■ TASK STATEMENT ■
Pull each line containing "bằng" out of the data and copy it.

======== EXERCISE INPUTS ========

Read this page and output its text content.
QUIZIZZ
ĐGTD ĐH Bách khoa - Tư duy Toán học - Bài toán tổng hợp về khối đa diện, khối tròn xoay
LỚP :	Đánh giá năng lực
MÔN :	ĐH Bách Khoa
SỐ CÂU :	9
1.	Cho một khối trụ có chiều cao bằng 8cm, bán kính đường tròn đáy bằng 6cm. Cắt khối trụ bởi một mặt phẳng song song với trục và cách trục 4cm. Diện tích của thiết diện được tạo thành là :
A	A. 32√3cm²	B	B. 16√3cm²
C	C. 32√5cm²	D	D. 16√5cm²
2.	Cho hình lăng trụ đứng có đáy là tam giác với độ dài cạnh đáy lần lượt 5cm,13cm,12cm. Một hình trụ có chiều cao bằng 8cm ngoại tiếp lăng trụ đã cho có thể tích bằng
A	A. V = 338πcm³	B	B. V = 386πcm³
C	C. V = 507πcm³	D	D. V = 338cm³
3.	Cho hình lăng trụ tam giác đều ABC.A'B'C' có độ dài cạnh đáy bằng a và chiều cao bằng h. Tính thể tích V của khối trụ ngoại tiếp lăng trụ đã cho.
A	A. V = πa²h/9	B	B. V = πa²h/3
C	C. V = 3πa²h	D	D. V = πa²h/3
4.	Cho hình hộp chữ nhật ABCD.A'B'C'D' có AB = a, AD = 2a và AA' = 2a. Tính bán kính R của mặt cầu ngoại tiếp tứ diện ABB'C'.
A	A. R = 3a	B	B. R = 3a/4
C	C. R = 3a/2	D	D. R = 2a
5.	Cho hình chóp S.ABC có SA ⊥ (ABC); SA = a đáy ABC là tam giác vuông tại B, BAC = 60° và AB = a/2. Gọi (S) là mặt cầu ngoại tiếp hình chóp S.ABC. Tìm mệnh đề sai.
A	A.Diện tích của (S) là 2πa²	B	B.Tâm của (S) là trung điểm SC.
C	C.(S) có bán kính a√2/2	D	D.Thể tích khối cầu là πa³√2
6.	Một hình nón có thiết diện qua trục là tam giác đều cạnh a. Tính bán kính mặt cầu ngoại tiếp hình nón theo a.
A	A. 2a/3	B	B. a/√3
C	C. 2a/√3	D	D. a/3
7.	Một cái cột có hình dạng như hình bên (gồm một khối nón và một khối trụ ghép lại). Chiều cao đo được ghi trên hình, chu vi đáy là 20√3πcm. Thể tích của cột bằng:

========

■ EXPECTED ANSWER ■
1.	Cho một khối trụ có chiều cao bằng 8cm, bán kính đường tròn đáy bằng 6cm. Cắt khối trụ bởi một mặt phẳng song song với trục và cách trục 4cm. Diện tích của thiết diện được tạo thành là :
2.	Cho hình lăng trụ đứng có đáy là tam giác với độ dài cạnh đáy lần lượt 5cm,13cm,12cm. Một hình trụ có chiều cao bằng 8cm ngoại tiếp lăng trụ đã cho có thể tích bằng
3.	Cho hình lăng trụ tam giác đều ABC.A'B'C' có độ dài cạnh đáy bằng a và chiều cao bằng h. Tính thể tích V của khối trụ ngoại tiếp lăng trụ đã cho.
7.	Một cái cột có hình dạng như hình bên (gồm một khối nón và một khối trụ ghép lại). Chiều cao đo được ghi trên hình, chu vi đáy là 20√3πcm. Thể tích của cột bằng:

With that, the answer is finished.